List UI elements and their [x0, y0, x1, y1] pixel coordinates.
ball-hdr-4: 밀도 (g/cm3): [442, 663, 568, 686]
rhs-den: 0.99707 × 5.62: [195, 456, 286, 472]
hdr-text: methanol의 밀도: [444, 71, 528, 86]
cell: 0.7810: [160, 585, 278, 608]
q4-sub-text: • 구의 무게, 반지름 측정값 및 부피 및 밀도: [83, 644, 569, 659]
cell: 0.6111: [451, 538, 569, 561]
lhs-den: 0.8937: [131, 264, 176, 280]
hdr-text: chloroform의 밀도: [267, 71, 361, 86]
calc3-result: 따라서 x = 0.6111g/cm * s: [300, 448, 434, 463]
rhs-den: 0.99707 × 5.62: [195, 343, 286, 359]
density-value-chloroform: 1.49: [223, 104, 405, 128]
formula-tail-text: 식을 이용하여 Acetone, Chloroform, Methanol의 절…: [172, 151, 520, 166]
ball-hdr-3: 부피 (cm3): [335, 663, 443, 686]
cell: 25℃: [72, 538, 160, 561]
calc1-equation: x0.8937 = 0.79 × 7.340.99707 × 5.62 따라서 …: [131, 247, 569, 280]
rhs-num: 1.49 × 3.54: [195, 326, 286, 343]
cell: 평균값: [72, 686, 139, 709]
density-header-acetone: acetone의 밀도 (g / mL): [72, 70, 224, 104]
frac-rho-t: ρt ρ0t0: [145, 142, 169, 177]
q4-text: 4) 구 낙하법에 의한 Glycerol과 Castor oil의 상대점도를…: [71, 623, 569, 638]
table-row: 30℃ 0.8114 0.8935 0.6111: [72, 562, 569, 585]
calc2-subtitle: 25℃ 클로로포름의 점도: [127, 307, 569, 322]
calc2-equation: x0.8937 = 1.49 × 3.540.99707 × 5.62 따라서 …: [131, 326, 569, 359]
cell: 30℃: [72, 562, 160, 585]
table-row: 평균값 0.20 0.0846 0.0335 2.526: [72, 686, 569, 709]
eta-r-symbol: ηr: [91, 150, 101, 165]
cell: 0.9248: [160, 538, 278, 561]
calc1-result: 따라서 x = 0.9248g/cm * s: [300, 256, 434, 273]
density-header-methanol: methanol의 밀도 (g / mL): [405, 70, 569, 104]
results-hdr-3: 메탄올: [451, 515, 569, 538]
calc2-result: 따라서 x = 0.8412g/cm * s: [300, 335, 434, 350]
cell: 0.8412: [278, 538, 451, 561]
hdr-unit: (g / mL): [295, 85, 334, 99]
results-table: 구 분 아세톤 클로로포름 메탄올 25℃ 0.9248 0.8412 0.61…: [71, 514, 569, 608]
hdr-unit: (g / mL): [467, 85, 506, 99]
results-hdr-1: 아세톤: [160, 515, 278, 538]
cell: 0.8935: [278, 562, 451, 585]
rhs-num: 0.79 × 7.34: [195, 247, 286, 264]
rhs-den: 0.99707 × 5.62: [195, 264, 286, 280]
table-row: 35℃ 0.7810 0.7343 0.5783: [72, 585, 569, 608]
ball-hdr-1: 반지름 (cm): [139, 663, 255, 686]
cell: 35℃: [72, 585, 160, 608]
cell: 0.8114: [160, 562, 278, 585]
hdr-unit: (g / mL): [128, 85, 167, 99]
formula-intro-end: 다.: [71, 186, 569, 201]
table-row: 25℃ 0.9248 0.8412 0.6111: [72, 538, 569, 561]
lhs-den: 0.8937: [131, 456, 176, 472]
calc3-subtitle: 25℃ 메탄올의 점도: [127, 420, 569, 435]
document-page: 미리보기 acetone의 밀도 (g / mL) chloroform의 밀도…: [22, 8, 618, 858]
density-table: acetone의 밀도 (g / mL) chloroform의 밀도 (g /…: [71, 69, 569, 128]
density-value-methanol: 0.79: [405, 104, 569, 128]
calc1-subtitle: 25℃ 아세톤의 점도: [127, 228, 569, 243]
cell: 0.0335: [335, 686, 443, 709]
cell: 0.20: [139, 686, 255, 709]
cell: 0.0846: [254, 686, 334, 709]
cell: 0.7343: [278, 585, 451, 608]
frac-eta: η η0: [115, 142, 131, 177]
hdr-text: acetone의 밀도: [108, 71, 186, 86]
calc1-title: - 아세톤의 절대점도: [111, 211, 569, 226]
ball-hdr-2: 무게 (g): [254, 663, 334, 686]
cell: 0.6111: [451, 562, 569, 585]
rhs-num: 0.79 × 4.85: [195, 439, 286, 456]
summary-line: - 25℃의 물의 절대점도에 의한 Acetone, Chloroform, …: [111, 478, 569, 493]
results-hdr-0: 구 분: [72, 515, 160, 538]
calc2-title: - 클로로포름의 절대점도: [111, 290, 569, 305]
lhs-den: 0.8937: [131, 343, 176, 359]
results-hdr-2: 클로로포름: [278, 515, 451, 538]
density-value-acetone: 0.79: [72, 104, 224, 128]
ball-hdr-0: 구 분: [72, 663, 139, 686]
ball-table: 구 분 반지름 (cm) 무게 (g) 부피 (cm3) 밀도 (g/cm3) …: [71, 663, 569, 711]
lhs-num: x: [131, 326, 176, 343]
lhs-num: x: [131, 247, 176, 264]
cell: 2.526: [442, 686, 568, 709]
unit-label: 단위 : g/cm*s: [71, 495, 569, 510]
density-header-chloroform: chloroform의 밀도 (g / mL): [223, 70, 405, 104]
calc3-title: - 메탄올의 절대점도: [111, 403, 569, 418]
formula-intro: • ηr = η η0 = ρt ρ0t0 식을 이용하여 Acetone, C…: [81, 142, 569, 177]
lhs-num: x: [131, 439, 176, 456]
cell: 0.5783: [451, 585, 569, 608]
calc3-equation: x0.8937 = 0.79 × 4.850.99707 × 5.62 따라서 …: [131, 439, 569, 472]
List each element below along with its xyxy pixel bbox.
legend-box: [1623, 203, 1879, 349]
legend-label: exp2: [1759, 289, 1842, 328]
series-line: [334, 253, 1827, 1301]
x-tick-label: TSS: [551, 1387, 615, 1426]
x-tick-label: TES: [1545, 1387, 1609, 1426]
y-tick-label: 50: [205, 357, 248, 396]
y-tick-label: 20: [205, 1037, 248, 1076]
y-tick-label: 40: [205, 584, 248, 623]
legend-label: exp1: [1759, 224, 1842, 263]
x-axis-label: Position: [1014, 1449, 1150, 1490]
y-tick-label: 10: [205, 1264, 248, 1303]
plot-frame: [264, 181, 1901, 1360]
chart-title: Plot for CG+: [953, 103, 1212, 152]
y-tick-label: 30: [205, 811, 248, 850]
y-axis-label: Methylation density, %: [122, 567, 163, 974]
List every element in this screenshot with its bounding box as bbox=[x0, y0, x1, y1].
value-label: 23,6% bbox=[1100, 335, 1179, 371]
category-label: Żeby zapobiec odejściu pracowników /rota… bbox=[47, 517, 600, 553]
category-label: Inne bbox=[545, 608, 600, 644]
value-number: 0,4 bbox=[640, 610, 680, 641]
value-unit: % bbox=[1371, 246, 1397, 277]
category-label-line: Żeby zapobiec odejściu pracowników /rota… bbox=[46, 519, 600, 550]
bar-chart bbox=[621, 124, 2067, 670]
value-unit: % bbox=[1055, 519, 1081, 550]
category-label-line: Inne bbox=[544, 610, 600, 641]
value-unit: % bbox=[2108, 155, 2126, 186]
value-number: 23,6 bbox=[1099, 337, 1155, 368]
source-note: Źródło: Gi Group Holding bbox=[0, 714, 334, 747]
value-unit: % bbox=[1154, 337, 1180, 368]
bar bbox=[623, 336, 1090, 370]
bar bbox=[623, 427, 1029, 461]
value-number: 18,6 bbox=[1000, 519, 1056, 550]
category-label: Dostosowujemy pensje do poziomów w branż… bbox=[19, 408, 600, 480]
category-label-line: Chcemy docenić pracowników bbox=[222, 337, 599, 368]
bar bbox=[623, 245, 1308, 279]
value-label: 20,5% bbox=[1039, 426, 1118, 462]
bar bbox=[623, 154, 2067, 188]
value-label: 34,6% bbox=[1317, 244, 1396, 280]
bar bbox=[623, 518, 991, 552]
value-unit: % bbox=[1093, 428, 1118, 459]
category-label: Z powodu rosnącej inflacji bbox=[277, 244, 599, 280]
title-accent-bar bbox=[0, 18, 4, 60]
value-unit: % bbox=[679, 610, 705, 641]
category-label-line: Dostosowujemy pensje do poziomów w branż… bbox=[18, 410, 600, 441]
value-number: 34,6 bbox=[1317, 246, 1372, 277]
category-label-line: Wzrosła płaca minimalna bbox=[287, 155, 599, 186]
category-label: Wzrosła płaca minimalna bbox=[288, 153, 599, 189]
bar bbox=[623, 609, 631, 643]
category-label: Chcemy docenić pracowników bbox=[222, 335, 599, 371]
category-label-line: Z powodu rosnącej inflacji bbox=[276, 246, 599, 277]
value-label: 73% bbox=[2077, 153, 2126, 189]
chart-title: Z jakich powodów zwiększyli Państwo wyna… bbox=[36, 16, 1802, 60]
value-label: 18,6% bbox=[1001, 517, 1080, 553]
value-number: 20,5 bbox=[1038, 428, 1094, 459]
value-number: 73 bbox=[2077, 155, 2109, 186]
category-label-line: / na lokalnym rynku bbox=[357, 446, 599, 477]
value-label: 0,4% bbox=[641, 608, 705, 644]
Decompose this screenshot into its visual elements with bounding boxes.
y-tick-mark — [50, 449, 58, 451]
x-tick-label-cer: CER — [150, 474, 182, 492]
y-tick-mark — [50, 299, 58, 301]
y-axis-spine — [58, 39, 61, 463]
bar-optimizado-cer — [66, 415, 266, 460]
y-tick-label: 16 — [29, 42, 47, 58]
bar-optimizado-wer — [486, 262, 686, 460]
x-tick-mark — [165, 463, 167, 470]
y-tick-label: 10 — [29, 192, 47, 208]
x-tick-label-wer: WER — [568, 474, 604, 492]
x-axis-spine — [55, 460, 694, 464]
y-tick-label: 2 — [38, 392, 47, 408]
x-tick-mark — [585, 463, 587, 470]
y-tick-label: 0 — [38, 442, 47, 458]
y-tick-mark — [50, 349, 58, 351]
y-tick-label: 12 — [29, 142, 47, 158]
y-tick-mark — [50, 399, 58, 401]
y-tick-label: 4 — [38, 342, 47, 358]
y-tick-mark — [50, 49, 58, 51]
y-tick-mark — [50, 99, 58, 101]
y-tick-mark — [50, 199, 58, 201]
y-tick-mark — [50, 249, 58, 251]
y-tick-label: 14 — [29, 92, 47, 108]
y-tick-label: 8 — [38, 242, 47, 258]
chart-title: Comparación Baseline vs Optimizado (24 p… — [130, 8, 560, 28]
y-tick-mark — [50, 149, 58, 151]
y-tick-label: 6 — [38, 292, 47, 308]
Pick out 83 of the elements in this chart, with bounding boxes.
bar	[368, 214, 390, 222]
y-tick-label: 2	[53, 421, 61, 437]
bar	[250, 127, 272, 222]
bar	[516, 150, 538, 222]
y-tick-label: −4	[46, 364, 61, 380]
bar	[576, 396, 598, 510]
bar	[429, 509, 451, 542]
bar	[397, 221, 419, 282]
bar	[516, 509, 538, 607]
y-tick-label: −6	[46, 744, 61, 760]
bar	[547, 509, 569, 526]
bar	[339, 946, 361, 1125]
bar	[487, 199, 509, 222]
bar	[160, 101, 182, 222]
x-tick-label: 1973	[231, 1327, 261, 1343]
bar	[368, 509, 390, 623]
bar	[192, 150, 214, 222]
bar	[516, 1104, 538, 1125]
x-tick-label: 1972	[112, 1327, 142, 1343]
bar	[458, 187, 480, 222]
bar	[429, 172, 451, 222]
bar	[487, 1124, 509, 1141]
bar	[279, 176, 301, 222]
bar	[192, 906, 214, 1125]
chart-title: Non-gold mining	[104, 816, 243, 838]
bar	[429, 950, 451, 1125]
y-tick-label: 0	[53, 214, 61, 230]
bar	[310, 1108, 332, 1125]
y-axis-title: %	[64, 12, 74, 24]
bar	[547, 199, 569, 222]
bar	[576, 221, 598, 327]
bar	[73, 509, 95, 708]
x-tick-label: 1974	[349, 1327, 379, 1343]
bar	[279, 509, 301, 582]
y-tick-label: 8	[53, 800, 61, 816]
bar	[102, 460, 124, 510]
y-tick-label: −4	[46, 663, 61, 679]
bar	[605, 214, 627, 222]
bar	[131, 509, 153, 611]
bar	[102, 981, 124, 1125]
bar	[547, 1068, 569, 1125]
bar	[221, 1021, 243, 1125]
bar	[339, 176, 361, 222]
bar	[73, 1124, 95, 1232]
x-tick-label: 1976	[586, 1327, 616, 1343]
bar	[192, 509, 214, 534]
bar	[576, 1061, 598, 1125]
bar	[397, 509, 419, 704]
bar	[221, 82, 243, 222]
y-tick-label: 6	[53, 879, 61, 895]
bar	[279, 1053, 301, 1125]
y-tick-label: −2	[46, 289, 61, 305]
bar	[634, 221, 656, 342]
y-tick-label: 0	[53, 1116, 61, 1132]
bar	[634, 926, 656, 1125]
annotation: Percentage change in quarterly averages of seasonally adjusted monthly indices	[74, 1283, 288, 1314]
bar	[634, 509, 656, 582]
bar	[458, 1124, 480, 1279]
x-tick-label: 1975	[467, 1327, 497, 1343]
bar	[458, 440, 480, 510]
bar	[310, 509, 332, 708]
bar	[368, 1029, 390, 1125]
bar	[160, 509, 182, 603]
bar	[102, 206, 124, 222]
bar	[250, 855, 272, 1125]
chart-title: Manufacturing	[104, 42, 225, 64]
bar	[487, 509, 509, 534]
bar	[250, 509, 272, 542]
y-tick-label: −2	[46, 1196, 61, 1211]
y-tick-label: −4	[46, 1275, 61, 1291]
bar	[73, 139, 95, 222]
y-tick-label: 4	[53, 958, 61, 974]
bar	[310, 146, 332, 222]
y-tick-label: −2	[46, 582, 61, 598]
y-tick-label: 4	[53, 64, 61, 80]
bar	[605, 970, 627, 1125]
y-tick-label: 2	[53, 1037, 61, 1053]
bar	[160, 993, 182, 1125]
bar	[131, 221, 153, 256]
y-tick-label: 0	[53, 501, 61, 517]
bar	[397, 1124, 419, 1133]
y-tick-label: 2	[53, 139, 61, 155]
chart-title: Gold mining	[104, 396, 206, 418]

■ ■ ■ ■ ■ ■ ■

» **Required task**
Extract, without alteration, every line of the data from its first line to the line containing "q4-text: 4) 구", both lines included.

» **Output of the task**
List UI elements and their [x0, y0, x1, y1] pixel coordinates.
ball-hdr-4: 밀도 (g/cm3): [442, 663, 568, 686]
rhs-den: 0.99707 × 5.62: [195, 456, 286, 472]
hdr-text: methanol의 밀도: [444, 71, 528, 86]
cell: 0.7810: [160, 585, 278, 608]
q4-sub-text: • 구의 무게, 반지름 측정값 및 부피 및 밀도: [83, 644, 569, 659]
cell: 0.6111: [451, 538, 569, 561]
lhs-den: 0.8937: [131, 264, 176, 280]
hdr-text: chloroform의 밀도: [267, 71, 361, 86]
calc3-result: 따라서 x = 0.6111g/cm * s: [300, 448, 434, 463]
rhs-den: 0.99707 × 5.62: [195, 343, 286, 359]
density-value-chloroform: 1.49: [223, 104, 405, 128]
formula-tail-text: 식을 이용하여 Acetone, Chloroform, Methanol의 절…: [172, 151, 520, 166]
ball-hdr-3: 부피 (cm3): [335, 663, 443, 686]
cell: 25℃: [72, 538, 160, 561]
calc1-equation: x0.8937 = 0.79 × 7.340.99707 × 5.62 따라서 …: [131, 247, 569, 280]
rhs-num: 1.49 × 3.54: [195, 326, 286, 343]
cell: 평균값: [72, 686, 139, 709]
density-header-acetone: acetone의 밀도 (g / mL): [72, 70, 224, 104]
frac-rho-t: ρt ρ0t0: [145, 142, 169, 177]
q4-text: 4) 구 낙하법에 의한 Glycerol과 Castor oil의 상대점도를…: [71, 623, 569, 638]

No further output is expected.